Problem
All records should be reproduced verbatim.

Data listing
━━━━━━
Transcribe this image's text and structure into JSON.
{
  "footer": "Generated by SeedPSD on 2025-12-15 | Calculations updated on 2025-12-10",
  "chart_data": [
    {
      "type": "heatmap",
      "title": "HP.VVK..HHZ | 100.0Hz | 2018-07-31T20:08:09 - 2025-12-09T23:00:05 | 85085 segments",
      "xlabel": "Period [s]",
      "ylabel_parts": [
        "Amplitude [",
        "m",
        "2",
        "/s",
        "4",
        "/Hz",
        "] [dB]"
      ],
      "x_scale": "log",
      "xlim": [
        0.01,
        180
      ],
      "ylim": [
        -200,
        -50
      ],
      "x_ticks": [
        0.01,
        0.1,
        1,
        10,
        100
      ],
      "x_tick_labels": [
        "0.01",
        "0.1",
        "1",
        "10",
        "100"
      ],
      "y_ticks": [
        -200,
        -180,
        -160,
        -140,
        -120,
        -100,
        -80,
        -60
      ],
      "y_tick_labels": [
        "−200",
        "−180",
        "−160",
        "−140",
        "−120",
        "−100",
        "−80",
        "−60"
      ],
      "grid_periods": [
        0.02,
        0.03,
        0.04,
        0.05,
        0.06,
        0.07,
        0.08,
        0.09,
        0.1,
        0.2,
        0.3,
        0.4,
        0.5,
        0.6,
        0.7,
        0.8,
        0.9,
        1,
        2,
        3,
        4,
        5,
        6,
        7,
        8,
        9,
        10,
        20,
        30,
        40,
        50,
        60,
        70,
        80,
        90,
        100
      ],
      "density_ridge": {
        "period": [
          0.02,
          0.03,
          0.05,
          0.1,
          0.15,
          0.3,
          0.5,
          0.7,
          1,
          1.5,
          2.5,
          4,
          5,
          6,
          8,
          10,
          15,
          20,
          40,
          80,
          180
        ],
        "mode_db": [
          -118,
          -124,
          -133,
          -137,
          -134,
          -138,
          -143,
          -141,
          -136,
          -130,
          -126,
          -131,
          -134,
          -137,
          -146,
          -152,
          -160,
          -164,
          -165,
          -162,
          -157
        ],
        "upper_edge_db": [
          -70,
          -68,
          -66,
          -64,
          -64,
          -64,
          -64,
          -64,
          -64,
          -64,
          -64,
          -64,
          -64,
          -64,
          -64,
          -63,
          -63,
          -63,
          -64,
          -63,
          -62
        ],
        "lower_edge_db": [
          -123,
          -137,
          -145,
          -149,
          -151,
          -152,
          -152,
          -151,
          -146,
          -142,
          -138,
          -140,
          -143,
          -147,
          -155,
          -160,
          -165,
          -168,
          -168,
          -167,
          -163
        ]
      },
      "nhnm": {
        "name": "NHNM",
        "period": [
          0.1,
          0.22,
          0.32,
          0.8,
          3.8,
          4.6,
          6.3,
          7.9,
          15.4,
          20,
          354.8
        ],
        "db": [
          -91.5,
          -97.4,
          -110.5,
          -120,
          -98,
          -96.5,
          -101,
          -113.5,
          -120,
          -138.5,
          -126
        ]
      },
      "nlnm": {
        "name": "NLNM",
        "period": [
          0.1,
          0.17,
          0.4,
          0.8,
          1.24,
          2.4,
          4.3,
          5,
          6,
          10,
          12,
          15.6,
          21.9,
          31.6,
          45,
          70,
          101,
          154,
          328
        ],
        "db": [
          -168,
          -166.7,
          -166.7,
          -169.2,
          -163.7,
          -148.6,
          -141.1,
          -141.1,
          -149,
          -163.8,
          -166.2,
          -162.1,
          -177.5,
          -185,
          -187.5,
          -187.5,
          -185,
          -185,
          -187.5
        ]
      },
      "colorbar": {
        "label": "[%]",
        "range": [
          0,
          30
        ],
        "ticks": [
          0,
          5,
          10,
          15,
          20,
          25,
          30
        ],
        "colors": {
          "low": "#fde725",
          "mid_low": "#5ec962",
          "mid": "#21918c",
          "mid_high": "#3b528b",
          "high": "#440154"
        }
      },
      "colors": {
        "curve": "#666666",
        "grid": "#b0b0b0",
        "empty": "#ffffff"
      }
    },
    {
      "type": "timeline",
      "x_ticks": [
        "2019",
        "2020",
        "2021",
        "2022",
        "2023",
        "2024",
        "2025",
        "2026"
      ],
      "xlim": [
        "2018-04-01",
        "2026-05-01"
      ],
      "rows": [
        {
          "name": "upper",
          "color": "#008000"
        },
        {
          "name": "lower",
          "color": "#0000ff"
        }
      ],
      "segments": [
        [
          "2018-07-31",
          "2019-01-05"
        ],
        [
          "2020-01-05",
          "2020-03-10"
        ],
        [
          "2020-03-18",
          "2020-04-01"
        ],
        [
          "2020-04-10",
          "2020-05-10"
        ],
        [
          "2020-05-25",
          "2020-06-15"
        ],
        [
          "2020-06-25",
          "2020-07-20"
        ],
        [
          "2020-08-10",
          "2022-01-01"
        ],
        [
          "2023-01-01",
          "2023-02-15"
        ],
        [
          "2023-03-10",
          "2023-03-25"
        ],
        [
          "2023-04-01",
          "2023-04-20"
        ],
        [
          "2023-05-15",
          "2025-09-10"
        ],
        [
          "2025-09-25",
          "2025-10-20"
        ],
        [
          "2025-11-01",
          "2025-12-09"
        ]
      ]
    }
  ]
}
━━━━━━
Task output
Transcribe this image's text and structure into JSON.
{
  "footer": "Generated by SeedPSD on 2025-12-15 | Calculations updated on 2025-12-10",
  "chart_data": [
    {
      "type": "heatmap",
      "title": "HP.VVK..HHZ | 100.0Hz | 2018-07-31T20:08:09 - 2025-12-09T23:00:05 | 85085 segments",
      "xlabel": "Period [s]",
      "ylabel_parts": [
        "Amplitude [",
        "m",
        "2",
        "/s",
        "4",
        "/Hz",
        "] [dB]"
      ],
      "x_scale": "log",
      "xlim": [
        0.01,
        180
      ],
      "ylim": [
        -200,
        -50
      ],
      "x_ticks": [
        0.01,
        0.1,
        1,
        10,
        100
      ],
      "x_tick_labels": [
        "0.01",
        "0.1",
        "1",
        "10",
        "100"
      ],
      "y_ticks": [
        -200,
        -180,
        -160,
        -140,
        -120,
        -100,
        -80,
        -60
      ],
      "y_tick_labels": [
        "−200",
        "−180",
        "−160",
        "−140",
        "−120",
        "−100",
        "−80",
        "−60"
      ],
      "grid_periods": [
        0.02,
        0.03,
        0.04,
        0.05,
        0.06,
        0.07,
        0.08,
        0.09,
        0.1,
        0.2,
        0.3,
        0.4,
        0.5,
        0.6,
        0.7,
        0.8,
        0.9,
        1,
        2,
        3,
        4,
        5,
        6,
        7,
        8,
        9,
        10,
        20,
        30,
        40,
        50,
        60,
        70,
        80,
        90,
        100
      ],
      "density_ridge": {
        "period": [
          0.02,
          0.03,
          0.05,
          0.1,
          0.15,
          0.3,
          0.5,
          0.7,
          1,
          1.5,
          2.5,
          4,
          5,
          6,
          8,
          10,
          15,
          20,
          40,
          80,
          180
        ],
        "mode_db": [
          -118,
          -124,
          -133,
          -137,
          -134,
          -138,
          -143,
          -141,
          -136,
          -130,
          -126,
          -131,
          -134,
          -137,
          -146,
          -152,
          -160,
          -164,
          -165,
          -162,
          -157
        ],
        "upper_edge_db": [
          -70,
          -68,
          -66,
          -64,
          -64,
          -64,
          -64,
          -64,
          -64,
          -64,
          -64,
          -64,
          -64,
          -64,
          -64,
          -63,
          -63,
          -63,
          -64,
          -63,
          -62
        ],
        "lower_edge_db": [
          -123,
          -137,
          -145,
          -149,
          -151,
          -152,
          -152,
          -151,
          -146,
          -142,
          -138,
          -140,
          -143,
          -147,
          -155,
          -160,
          -165,
          -168,
          -168,
          -167,
          -163
        ]
      },
      "nhnm": {
        "name": "NHNM",
        "period": [
          0.1,
          0.22,
          0.32,
          0.8,
          3.8,
          4.6,
          6.3,
          7.9,
          15.4,
          20,
          354.8
        ],
        "db": [
          -91.5,
          -97.4,
          -110.5,
          -120,
          -98,
          -96.5,
          -101,
          -113.5,
          -120,
          -138.5,
          -126
        ]
      },
      "nlnm": {
        "name": "NLNM",
        "period": [
          0.1,
          0.17,
          0.4,
          0.8,
          1.24,
          2.4,
          4.3,
          5,
          6,
          10,
          12,
          15.6,
          21.9,
          31.6,
          45,
          70,
          101,
          154,
          328
        ],
        "db": [
          -168,
          -166.7,
          -166.7,
          -169.2,
          -163.7,
          -148.6,
          -141.1,
          -141.1,
          -149,
          -163.8,
          -166.2,
          -162.1,
          -177.5,
          -185,
          -187.5,
          -187.5,
          -185,
          -185,
          -187.5
        ]
      },
      "colorbar": {
        "label": "[%]",
        "range": [
          0,
          30
        ],
        "ticks": [
          0,
          5,
          10,
          15,
          20,
          25,
          30
        ],
        "colors": {
          "low": "#fde725",
          "mid_low": "#5ec962",
          "mid": "#21918c",
          "mid_high": "#3b528b",
          "high": "#440154"
        }
      },
      "colors": {
        "curve": "#666666",
        "grid": "#b0b0b0",
        "empty": "#ffffff"
      }
    },
    {
      "type": "timeline",
      "x_ticks": [
        "2019",
        "2020",
        "2021",
        "2022",
        "2023",
        "2024",
        "2025",
        "2026"
      ],
      "xlim": [
        "2018-04-01",
        "2026-05-01"
      ],
      "rows": [
        {
          "name": "upper",
          "color": "#008000"
        },
        {
          "name": "lower",
          "color": "#0000ff"
        }
      ],
      "segments": [
        [
          "2018-07-31",
          "2019-01-05"
        ],
        [
          "2020-01-05",
          "2020-03-10"
        ],
        [
          "2020-03-18",
          "2020-04-01"
        ],
        [
          "2020-04-10",
          "2020-05-10"
        ],
        [
          "2020-05-25",
          "2020-06-15"
        ],
        [
          "2020-06-25",
          "2020-07-20"
        ],
        [
          "2020-08-10",
          "2022-01-01"
        ],
        [
          "2023-01-01",
          "2023-02-15"
        ],
        [
          "2023-03-10",
          "2023-03-25"
        ],
        [
          "2023-04-01",
          "2023-04-20"
        ],
        [
          "2023-05-15",
          "2025-09-10"
        ],
        [
          "2025-09-25",
          "2025-10-20"
        ],
        [
          "2025-11-01",
          "2025-12-09"
        ]
      ]
    }
  ]
}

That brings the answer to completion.